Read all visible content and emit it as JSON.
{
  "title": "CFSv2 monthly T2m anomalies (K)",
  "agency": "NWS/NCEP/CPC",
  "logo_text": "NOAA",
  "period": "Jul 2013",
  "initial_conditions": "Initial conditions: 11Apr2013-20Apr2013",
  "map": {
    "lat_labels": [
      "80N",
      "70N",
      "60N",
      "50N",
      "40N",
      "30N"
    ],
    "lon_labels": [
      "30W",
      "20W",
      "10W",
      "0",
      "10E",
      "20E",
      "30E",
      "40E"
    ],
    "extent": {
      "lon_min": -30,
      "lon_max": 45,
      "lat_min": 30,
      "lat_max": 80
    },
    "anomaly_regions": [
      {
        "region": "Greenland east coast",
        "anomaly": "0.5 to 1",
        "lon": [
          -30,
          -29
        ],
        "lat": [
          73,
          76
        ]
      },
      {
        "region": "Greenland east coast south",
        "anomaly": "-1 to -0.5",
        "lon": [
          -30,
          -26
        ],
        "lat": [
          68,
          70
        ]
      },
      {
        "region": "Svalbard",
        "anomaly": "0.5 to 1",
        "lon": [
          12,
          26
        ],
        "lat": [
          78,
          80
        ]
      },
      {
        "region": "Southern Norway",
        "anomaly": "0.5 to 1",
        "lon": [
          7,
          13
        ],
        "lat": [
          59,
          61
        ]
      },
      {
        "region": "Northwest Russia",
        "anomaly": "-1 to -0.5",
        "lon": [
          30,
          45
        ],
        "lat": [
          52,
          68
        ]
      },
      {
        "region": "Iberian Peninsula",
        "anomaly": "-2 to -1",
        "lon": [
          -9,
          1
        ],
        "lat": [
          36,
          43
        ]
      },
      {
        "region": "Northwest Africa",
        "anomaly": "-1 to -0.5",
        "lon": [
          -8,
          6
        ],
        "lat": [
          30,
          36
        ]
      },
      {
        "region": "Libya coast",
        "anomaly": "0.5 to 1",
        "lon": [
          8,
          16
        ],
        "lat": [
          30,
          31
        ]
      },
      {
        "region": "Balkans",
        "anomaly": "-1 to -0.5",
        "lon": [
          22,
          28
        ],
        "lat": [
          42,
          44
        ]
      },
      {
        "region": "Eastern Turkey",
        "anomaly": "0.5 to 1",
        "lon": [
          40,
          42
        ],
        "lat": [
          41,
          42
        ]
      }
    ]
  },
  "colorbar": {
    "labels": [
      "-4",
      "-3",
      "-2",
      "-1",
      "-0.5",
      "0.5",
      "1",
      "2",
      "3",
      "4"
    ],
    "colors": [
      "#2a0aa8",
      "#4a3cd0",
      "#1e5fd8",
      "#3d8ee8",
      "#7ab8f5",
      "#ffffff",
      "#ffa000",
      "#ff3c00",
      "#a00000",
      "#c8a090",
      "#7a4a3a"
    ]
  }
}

───

= Task details =
Return each entry from above without altering a single character.

= Completed exercise =
Read all visible content and emit it as JSON.
{
  "title": "CFSv2 monthly T2m anomalies (K)",
  "agency": "NWS/NCEP/CPC",
  "logo_text": "NOAA",
  "period": "Jul 2013",
  "initial_conditions": "Initial conditions: 11Apr2013-20Apr2013",
  "map": {
    "lat_labels": [
      "80N",
      "70N",
      "60N",
      "50N",
      "40N",
      "30N"
    ],
    "lon_labels": [
      "30W",
      "20W",
      "10W",
      "0",
      "10E",
      "20E",
      "30E",
      "40E"
    ],
    "extent": {
      "lon_min": -30,
      "lon_max": 45,
      "lat_min": 30,
      "lat_max": 80
    },
    "anomaly_regions": [
      {
        "region": "Greenland east coast",
        "anomaly": "0.5 to 1",
        "lon": [
          -30,
          -29
        ],
        "lat": [
          73,
          76
        ]
      },
      {
        "region": "Greenland east coast south",
        "anomaly": "-1 to -0.5",
        "lon": [
          -30,
          -26
        ],
        "lat": [
          68,
          70
        ]
      },
      {
        "region": "Svalbard",
        "anomaly": "0.5 to 1",
        "lon": [
          12,
          26
        ],
        "lat": [
          78,
          80
        ]
      },
      {
        "region": "Southern Norway",
        "anomaly": "0.5 to 1",
        "lon": [
          7,
          13
        ],
        "lat": [
          59,
          61
        ]
      },
      {
        "region": "Northwest Russia",
        "anomaly": "-1 to -0.5",
        "lon": [
          30,
          45
        ],
        "lat": [
          52,
          68
        ]
      },
      {
        "region": "Iberian Peninsula",
        "anomaly": "-2 to -1",
        "lon": [
          -9,
          1
        ],
        "lat": [
          36,
          43
        ]
      },
      {
        "region": "Northwest Africa",
        "anomaly": "-1 to -0.5",
        "lon": [
          -8,
          6
        ],
        "lat": [
          30,
          36
        ]
      },
      {
        "region": "Libya coast",
        "anomaly": "0.5 to 1",
        "lon": [
          8,
          16
        ],
        "lat": [
          30,
          31
        ]
      },
      {
        "region": "Balkans",
        "anomaly": "-1 to -0.5",
        "lon": [
          22,
          28
        ],
        "lat": [
          42,
          44
        ]
      },
      {
        "region": "Eastern Turkey",
        "anomaly": "0.5 to 1",
        "lon": [
          40,
          42
        ],
        "lat": [
          41,
          42
        ]
      }
    ]
  },
  "colorbar": {
    "labels": [
      "-4",
      "-3",
      "-2",
      "-1",
      "-0.5",
      "0.5",
      "1",
      "2",
      "3",
      "4"
    ],
    "colors": [
      "#2a0aa8",
      "#4a3cd0",
      "#1e5fd8",
      "#3d8ee8",
      "#7ab8f5",
      "#ffffff",
      "#ffa000",
      "#ff3c00",
      "#a00000",
      "#c8a090",
      "#7a4a3a"
    ]
  }
}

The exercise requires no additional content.